SHORT PROBLEM - Gather all lines with "Boot" from the records.

MATERIAL FOR THIS EXERCISE -
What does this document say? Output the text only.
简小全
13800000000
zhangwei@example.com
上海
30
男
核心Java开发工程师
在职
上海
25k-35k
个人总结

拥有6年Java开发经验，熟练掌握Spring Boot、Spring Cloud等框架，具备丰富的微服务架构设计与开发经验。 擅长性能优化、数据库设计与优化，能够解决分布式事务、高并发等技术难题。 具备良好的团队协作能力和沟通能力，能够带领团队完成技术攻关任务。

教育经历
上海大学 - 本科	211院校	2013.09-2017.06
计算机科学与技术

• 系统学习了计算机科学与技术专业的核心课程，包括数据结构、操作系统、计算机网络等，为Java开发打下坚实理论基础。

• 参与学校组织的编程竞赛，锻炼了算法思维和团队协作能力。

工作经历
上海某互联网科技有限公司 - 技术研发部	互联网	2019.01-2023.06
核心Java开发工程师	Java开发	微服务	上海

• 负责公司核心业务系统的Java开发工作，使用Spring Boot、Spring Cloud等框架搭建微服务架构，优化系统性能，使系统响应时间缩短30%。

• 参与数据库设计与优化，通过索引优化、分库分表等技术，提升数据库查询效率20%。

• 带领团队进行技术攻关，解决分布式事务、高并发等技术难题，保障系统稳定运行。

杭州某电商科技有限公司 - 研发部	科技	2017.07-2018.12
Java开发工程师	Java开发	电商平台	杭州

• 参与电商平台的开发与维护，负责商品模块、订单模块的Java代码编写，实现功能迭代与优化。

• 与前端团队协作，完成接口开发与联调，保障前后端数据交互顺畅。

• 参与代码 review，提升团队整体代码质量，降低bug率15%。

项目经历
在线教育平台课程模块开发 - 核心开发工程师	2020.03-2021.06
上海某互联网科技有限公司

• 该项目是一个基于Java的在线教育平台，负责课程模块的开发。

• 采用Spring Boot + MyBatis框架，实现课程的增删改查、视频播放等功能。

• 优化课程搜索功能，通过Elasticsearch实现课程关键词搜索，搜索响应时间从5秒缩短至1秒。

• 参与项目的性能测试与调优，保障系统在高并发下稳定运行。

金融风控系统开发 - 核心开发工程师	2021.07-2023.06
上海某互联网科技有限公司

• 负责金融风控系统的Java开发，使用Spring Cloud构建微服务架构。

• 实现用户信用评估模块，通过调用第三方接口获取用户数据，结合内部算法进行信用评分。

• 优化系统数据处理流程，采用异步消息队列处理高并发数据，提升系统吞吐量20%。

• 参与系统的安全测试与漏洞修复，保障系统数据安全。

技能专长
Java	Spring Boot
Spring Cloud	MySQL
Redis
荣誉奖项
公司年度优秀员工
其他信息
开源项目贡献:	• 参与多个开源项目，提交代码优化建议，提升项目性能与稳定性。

ANSWER TO THE EXERCISE -
拥有6年Java开发经验，熟练掌握Spring Boot、Spring Cloud等框架，具备丰富的微服务架构设计与开发经验。 擅长性能优化、数据库设计与优化，能够解决分布式事务、高并发等技术难题。 具备良好的团队协作能力和沟通能力，能够带领团队完成技术攻关任务。
• 负责公司核心业务系统的Java开发工作，使用Spring Boot、Spring Cloud等框架搭建微服务架构，优化系统性能，使系统响应时间缩短30%。
• 采用Spring Boot + MyBatis框架，实现课程的增删改查、视频播放等功能。
Java	Spring Boot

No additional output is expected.